### GIVEN INSTRUCTION:
The exercise asks you to copy every line below in which "page" appears.

==============================

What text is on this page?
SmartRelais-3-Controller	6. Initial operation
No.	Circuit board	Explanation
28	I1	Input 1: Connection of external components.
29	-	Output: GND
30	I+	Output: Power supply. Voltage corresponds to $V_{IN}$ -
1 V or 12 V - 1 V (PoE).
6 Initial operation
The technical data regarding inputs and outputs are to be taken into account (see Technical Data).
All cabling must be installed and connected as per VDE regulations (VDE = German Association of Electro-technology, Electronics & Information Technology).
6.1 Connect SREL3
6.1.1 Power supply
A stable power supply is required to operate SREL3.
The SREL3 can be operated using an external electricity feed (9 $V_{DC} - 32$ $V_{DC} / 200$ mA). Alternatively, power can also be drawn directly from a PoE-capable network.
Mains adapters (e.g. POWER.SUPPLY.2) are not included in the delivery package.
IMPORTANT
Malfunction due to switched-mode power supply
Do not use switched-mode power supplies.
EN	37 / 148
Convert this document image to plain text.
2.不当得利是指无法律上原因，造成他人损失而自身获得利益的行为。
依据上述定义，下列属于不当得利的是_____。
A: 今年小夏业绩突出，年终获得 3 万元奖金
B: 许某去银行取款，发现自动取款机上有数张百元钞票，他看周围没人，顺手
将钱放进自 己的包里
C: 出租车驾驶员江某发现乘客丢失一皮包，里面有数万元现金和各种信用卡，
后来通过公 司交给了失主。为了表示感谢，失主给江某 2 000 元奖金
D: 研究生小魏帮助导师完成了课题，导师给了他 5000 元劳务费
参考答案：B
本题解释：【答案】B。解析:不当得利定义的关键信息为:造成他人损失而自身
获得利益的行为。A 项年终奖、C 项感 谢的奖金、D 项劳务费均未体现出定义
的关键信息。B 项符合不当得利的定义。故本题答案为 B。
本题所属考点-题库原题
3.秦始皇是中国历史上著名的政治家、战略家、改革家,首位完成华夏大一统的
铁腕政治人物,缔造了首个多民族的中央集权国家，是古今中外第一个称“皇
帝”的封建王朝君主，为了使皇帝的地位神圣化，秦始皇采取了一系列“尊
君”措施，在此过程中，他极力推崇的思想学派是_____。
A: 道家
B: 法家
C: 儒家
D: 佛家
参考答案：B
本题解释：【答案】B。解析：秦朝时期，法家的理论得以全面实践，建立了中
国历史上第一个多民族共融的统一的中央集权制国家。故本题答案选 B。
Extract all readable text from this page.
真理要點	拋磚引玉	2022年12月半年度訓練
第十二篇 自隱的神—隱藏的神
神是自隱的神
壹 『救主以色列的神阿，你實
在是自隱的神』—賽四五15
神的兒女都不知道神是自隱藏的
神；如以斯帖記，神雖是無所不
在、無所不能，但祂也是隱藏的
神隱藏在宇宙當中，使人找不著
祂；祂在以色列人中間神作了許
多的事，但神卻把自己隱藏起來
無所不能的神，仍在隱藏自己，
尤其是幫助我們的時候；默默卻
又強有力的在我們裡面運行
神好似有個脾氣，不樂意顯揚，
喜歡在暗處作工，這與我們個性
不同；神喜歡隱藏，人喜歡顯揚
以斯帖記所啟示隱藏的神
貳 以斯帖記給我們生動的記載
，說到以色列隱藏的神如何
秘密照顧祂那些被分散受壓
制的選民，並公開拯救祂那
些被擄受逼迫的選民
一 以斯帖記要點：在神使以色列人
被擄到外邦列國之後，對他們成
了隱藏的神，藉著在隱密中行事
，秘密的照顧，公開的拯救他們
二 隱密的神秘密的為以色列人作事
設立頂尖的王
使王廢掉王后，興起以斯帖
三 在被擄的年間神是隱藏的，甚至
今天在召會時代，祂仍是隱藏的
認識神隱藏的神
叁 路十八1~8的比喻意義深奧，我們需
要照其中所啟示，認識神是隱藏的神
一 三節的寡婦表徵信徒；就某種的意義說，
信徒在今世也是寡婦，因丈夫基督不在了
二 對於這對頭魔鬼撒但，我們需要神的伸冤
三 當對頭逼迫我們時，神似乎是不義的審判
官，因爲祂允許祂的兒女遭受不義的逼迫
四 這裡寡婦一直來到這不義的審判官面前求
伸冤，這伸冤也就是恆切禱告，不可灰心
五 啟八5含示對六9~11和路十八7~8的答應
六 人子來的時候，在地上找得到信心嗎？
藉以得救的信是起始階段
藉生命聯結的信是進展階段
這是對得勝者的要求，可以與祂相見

==============================

### SOLUTION FOR THIS TASK:
What text is on this page?
Extract all readable text from this page.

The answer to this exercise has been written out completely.